Request:
In the entries below, identify every line with the string "xlabel" and copy it.

Entries shown:
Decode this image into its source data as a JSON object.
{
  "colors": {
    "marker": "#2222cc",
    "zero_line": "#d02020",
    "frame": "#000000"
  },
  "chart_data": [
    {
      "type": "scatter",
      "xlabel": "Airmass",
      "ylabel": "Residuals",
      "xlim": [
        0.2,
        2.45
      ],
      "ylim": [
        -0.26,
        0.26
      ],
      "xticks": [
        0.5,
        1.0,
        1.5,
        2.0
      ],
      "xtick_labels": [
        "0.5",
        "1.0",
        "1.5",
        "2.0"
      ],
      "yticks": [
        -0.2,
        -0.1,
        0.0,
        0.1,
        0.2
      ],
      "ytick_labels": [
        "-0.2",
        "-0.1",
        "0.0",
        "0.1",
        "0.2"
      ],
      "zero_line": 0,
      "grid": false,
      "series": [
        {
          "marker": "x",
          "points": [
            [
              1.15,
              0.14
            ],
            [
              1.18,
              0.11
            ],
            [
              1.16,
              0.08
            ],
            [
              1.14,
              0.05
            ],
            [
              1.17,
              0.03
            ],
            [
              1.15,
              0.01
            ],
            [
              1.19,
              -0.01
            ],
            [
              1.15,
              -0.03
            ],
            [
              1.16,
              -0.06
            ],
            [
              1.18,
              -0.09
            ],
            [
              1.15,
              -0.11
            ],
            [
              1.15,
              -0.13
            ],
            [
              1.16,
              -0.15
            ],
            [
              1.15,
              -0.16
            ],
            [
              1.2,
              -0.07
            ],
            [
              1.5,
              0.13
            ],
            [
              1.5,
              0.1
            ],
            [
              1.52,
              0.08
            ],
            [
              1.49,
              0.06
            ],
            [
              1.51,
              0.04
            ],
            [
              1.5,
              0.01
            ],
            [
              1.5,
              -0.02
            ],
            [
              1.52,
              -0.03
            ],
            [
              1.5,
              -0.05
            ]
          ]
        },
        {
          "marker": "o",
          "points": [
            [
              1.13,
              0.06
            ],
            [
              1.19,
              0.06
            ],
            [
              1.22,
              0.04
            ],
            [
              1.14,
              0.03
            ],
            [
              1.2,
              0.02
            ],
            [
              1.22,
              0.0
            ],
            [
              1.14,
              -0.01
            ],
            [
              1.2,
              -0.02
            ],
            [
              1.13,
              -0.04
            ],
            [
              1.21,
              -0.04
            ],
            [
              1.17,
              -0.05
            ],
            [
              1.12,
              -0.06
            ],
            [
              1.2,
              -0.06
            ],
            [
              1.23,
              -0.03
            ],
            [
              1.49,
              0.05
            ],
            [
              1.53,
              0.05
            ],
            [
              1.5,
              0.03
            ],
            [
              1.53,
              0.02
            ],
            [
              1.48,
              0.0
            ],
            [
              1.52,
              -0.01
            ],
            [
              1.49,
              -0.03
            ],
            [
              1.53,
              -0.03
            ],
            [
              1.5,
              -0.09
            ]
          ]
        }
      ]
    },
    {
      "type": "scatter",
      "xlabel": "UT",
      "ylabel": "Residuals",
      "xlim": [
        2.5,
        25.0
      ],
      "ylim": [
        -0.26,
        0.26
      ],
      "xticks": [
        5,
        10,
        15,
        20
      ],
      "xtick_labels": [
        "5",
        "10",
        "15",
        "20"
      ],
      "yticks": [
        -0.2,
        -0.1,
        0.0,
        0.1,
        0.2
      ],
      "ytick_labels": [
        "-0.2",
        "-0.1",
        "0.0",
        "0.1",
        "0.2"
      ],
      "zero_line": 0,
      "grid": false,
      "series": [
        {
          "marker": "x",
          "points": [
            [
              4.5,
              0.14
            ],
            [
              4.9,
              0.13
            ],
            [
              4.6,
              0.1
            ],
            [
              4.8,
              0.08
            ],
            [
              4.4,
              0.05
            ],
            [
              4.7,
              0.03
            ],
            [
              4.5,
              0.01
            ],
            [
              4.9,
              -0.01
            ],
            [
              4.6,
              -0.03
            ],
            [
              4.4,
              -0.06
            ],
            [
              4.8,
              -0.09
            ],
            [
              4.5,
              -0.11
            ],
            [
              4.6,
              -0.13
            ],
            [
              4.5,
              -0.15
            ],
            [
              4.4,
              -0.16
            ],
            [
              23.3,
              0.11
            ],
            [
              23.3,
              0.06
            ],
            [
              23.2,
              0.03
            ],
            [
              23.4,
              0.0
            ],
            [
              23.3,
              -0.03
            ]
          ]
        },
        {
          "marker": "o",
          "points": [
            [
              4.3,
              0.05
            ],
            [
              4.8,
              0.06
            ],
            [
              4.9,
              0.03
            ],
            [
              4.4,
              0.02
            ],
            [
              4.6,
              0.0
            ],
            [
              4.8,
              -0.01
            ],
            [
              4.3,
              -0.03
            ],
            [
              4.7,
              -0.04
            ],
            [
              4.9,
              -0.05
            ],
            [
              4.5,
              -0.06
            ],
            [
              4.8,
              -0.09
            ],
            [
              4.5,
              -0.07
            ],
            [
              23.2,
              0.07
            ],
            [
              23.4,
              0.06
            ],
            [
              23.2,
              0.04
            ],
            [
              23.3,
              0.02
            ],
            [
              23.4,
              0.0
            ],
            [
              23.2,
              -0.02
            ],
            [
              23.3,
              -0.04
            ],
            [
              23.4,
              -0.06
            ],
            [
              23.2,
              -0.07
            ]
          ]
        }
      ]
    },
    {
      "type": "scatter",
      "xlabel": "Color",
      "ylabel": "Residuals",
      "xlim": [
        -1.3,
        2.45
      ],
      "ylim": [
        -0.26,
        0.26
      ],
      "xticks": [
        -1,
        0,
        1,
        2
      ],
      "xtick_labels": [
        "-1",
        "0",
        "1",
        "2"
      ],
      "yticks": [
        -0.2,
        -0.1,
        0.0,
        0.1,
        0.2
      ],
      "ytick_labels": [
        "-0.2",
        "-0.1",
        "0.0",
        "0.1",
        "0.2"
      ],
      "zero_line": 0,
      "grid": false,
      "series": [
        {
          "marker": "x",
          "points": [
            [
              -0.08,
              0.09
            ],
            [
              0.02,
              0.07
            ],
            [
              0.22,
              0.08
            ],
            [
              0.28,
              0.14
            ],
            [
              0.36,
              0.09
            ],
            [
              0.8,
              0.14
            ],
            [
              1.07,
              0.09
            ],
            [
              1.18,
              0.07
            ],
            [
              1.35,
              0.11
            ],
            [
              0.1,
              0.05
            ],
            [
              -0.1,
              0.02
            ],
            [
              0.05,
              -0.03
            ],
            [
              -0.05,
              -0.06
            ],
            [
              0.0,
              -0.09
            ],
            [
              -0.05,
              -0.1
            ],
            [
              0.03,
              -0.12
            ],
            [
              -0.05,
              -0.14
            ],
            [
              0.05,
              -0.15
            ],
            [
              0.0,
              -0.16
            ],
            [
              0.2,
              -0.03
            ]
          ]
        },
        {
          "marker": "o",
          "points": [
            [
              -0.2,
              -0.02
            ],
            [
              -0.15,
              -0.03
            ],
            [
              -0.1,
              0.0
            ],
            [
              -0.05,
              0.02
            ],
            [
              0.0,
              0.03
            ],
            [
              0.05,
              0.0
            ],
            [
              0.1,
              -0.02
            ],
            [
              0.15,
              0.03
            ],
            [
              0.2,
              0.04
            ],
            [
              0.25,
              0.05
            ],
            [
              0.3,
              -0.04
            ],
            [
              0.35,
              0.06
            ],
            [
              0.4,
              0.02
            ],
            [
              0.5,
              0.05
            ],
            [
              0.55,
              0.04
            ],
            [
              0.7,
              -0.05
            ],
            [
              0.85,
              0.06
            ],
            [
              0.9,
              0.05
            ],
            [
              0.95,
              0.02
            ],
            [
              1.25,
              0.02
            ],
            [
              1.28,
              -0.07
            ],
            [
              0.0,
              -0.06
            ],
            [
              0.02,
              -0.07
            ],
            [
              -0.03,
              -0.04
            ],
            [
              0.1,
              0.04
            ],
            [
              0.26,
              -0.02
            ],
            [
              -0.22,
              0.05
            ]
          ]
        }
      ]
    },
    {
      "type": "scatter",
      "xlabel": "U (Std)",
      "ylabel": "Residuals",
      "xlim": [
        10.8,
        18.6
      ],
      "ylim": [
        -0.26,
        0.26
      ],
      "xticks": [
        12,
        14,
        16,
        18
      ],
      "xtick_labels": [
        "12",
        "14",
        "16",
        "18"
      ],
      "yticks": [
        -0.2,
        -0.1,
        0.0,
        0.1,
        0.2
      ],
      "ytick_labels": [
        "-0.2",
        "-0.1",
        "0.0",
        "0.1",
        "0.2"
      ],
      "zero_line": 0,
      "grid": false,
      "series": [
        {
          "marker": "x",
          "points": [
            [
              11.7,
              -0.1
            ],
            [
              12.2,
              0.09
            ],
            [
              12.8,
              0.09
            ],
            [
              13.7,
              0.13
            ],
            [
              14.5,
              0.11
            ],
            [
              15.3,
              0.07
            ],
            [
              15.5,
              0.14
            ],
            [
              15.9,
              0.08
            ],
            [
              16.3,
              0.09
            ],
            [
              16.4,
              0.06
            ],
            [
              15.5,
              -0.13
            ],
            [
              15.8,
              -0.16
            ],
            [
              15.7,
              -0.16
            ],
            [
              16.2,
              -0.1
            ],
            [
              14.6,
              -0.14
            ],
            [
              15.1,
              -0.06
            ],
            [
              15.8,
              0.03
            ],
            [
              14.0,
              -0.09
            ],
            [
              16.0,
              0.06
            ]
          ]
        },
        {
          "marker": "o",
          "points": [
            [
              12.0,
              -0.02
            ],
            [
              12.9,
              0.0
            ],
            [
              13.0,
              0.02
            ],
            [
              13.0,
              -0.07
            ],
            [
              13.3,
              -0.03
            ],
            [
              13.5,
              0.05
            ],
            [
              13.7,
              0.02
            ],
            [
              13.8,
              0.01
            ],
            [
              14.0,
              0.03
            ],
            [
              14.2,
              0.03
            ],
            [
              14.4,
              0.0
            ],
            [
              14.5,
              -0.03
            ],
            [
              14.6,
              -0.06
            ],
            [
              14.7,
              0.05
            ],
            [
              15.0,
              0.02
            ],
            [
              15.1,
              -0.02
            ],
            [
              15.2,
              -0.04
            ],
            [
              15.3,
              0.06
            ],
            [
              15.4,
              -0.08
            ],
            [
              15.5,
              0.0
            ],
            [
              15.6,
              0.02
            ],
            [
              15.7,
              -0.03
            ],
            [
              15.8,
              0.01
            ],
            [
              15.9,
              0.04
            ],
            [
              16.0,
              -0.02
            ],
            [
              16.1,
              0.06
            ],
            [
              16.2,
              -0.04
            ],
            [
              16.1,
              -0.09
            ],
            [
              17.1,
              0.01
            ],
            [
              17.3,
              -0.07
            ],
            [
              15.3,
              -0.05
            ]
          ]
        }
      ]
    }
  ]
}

Task answer:
      "xlabel": "Airmass",
      "xlabel": "UT",
      "xlabel": "Color",
      "xlabel": "U (Std)",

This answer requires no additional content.